GIVEN REQUEST: Rewrite the listing from its start through the line containing "x-tick-label: 2020 [75, 452, 99, 464]", swapping every "Ellipse shape" for "Oval shape" and leaving everything else unchanged.

━━ EXCERPTED RECORDS ━━

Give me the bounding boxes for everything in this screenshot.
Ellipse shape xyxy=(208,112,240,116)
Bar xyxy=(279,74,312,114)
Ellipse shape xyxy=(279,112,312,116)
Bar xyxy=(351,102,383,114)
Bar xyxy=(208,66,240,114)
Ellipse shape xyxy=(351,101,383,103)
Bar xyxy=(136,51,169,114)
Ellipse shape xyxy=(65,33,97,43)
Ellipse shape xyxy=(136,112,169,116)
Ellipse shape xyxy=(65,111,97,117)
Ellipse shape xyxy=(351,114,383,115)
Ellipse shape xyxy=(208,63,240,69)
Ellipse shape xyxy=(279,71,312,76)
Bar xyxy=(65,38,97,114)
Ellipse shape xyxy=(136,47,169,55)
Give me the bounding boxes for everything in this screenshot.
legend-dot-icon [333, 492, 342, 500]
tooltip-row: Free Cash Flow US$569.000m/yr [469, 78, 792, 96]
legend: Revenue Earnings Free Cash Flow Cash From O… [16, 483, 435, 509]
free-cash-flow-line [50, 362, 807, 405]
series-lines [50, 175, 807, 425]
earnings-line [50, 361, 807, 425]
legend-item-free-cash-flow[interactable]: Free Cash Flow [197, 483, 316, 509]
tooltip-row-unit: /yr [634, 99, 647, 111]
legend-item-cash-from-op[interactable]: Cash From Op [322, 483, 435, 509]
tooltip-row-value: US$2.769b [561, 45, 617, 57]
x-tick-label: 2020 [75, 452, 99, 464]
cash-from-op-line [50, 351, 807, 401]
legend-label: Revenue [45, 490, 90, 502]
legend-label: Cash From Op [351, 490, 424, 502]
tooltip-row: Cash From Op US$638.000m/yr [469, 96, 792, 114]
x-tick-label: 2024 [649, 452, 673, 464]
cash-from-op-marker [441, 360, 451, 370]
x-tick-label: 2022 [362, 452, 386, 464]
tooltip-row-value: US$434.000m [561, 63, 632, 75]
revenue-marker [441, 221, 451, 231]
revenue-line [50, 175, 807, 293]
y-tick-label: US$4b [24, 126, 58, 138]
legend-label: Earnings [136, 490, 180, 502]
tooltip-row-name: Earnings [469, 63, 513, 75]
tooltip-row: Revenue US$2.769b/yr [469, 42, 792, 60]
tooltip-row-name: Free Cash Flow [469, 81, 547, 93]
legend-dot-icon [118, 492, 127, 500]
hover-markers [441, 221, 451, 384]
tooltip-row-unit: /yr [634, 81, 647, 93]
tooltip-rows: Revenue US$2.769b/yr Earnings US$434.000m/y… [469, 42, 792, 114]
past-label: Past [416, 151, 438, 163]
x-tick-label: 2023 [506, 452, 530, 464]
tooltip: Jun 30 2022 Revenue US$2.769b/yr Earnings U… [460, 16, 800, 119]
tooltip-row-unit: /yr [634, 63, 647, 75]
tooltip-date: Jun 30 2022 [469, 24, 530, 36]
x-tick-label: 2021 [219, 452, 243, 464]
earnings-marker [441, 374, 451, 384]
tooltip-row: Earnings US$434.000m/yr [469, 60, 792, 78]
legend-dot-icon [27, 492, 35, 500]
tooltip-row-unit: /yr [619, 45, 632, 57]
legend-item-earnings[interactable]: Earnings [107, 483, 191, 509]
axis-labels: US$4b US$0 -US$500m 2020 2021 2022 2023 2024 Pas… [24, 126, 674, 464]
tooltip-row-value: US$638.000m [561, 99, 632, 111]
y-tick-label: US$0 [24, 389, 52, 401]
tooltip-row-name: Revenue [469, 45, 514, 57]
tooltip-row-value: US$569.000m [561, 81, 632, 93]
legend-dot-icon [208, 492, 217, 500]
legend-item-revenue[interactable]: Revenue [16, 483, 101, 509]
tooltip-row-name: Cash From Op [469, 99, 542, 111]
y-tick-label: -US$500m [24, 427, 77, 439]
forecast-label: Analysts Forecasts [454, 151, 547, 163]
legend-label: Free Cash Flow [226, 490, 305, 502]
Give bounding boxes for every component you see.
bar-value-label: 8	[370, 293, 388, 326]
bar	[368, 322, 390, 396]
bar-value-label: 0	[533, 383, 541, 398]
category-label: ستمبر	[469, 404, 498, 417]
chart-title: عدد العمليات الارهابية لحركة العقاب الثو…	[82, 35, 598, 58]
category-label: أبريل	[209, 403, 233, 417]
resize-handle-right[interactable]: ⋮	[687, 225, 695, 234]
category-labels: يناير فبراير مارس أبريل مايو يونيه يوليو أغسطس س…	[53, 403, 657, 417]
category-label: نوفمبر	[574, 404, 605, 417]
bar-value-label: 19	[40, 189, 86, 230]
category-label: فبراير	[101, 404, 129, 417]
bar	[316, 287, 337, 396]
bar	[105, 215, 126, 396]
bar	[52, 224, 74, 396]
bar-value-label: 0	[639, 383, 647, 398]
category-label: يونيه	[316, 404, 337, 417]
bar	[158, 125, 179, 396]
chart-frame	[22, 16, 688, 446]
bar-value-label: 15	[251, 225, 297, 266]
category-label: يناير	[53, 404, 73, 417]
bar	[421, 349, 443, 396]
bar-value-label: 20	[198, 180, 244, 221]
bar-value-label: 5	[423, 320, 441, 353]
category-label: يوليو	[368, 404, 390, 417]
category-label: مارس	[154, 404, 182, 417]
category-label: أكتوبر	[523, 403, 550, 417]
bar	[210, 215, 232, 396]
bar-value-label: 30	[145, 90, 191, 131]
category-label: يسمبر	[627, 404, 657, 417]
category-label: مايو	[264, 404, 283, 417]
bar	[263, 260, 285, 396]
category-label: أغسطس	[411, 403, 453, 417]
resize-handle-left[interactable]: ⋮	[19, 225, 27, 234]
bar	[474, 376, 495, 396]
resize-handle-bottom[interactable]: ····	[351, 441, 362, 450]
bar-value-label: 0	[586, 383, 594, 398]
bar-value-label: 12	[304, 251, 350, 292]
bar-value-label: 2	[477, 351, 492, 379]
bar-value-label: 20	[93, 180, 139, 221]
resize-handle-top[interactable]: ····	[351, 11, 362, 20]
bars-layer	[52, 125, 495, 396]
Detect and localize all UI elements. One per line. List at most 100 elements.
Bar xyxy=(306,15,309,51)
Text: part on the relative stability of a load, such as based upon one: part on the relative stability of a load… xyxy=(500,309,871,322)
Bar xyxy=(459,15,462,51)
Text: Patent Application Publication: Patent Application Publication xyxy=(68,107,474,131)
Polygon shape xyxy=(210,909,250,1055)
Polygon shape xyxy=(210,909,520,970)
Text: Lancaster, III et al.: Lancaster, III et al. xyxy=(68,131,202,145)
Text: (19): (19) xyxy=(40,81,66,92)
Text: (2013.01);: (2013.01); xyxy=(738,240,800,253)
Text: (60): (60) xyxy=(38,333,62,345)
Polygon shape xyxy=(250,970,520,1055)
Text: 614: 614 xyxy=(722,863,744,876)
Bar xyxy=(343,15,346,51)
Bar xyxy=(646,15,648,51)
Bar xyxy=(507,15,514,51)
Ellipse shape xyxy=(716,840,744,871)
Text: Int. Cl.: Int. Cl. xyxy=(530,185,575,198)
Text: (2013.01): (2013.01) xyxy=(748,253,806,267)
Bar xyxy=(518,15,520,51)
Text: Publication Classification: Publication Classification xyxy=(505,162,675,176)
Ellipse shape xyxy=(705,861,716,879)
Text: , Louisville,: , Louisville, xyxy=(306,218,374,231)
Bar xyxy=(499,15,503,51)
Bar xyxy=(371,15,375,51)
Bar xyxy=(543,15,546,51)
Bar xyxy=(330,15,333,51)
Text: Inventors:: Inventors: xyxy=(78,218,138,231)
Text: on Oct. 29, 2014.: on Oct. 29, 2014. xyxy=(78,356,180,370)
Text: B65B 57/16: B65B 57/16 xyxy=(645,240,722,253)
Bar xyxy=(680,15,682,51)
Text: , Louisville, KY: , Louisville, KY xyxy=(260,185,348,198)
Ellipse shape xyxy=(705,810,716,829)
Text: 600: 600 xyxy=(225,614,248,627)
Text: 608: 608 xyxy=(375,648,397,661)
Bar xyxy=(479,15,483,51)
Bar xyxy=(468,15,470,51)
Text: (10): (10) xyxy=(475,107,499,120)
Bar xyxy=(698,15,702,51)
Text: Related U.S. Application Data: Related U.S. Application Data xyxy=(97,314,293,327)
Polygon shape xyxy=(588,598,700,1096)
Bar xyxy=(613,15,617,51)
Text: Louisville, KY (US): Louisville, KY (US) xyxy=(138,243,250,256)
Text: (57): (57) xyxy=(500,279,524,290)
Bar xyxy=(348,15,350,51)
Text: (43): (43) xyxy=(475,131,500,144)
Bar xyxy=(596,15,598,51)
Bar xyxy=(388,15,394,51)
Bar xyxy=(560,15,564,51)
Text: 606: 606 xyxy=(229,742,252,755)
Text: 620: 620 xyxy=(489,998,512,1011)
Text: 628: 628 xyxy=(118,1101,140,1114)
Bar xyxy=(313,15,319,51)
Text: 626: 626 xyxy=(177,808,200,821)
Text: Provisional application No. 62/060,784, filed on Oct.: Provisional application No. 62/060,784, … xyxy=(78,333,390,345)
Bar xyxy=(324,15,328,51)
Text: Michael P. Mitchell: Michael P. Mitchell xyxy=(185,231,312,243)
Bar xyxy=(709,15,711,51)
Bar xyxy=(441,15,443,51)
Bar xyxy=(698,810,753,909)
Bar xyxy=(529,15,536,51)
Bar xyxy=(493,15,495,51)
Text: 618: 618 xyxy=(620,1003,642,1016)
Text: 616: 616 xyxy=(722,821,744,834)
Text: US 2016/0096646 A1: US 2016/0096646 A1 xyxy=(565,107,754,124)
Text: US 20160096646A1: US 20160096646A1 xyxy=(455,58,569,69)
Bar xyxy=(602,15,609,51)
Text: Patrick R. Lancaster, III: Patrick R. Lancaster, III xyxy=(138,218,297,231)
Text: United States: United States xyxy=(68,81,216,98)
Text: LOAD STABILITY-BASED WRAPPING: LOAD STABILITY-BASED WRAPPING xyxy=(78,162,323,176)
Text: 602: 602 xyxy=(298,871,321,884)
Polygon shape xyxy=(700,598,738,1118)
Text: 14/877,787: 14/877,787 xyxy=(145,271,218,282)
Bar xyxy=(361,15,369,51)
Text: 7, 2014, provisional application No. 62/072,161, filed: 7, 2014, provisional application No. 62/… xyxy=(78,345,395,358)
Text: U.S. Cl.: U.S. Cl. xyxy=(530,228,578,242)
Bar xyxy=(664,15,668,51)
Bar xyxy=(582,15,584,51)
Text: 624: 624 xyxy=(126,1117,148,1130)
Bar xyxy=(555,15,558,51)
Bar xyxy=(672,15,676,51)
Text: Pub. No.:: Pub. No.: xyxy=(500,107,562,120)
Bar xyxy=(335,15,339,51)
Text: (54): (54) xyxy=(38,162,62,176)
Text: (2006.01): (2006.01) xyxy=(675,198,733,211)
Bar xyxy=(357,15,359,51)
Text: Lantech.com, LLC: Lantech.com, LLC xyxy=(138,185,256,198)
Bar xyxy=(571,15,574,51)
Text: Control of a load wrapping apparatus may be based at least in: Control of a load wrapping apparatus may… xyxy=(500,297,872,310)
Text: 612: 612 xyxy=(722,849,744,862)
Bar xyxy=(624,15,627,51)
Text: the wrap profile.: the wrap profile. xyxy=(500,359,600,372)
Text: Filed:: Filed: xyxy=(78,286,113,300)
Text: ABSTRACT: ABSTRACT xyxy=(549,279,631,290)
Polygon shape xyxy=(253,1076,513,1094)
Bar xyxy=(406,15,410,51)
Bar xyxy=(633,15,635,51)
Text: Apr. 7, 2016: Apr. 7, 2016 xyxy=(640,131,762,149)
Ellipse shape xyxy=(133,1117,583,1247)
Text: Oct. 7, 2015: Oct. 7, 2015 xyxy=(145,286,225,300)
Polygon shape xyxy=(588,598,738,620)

━━━

WRITTEN ANSWER:
Give me the bounding boxes for everything in this screenshot.
Oval shape xyxy=(208,112,240,116)
Bar xyxy=(279,74,312,114)
Oval shape xyxy=(279,112,312,116)
Bar xyxy=(351,102,383,114)
Bar xyxy=(208,66,240,114)
Oval shape xyxy=(351,101,383,103)
Bar xyxy=(136,51,169,114)
Oval shape xyxy=(65,33,97,43)
Oval shape xyxy=(136,112,169,116)
Oval shape xyxy=(65,111,97,117)
Oval shape xyxy=(351,114,383,115)
Oval shape xyxy=(208,63,240,69)
Oval shape xyxy=(279,71,312,76)
Bar xyxy=(65,38,97,114)
Oval shape xyxy=(136,47,169,55)
Give me the bounding boxes for everything in this screenshot.
legend-dot-icon [333, 492, 342, 500]
tooltip-row: Free Cash Flow US$569.000m/yr [469, 78, 792, 96]
legend: Revenue Earnings Free Cash Flow Cash From O… [16, 483, 435, 509]
free-cash-flow-line [50, 362, 807, 405]
series-lines [50, 175, 807, 425]
earnings-line [50, 361, 807, 425]
legend-item-free-cash-flow[interactable]: Free Cash Flow [197, 483, 316, 509]
tooltip-row-unit: /yr [634, 99, 647, 111]
legend-item-cash-from-op[interactable]: Cash From Op [322, 483, 435, 509]
tooltip-row-value: US$2.769b [561, 45, 617, 57]
x-tick-label: 2020 [75, 452, 99, 464]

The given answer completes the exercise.